(Task prompt):
Of the lines below, how many hold the string "manga"? Give only the number.

** START Entries shown **

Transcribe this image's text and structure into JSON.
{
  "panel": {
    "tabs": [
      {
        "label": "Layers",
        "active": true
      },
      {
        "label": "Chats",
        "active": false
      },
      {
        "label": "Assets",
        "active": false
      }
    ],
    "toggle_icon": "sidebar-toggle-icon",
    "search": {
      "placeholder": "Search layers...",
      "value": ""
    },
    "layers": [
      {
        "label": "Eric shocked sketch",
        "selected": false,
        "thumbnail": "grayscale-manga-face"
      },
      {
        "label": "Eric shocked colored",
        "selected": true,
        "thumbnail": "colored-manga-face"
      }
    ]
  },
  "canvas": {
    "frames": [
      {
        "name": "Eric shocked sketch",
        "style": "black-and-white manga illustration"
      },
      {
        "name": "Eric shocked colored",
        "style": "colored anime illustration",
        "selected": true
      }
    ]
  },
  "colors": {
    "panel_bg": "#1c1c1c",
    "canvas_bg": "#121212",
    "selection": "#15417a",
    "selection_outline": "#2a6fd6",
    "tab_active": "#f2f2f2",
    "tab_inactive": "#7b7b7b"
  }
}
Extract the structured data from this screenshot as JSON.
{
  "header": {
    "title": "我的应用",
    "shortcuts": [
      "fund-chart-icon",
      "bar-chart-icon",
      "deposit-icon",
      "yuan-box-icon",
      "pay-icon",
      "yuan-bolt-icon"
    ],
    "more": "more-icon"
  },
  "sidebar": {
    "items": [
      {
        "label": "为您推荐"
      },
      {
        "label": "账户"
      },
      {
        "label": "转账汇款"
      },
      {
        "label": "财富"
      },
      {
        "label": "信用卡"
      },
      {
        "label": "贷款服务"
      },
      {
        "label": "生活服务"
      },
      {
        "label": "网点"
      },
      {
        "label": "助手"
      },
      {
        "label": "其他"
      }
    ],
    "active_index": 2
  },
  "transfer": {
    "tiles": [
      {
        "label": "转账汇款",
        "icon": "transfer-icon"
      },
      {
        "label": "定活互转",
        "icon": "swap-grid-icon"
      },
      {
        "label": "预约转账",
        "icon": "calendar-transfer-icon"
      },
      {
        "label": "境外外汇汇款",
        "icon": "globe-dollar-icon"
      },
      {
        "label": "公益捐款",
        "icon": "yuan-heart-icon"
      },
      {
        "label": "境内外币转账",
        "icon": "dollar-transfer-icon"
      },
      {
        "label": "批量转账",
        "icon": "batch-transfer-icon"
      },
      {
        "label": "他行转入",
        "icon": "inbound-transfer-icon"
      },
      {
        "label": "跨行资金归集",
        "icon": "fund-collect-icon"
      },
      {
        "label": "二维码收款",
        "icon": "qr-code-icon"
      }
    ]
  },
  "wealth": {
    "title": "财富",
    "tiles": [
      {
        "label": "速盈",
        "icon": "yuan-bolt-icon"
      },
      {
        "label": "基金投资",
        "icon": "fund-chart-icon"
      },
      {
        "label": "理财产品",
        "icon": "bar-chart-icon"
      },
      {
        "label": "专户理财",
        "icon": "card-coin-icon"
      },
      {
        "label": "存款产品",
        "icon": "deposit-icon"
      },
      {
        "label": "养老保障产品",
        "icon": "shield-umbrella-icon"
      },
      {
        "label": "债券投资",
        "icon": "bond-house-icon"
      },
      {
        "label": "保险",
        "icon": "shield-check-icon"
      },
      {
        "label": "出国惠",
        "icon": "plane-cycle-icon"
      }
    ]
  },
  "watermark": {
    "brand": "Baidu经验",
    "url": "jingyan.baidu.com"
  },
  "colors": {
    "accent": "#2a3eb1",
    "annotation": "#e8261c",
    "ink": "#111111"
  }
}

** END Entries shown **

(Exercise solution):
3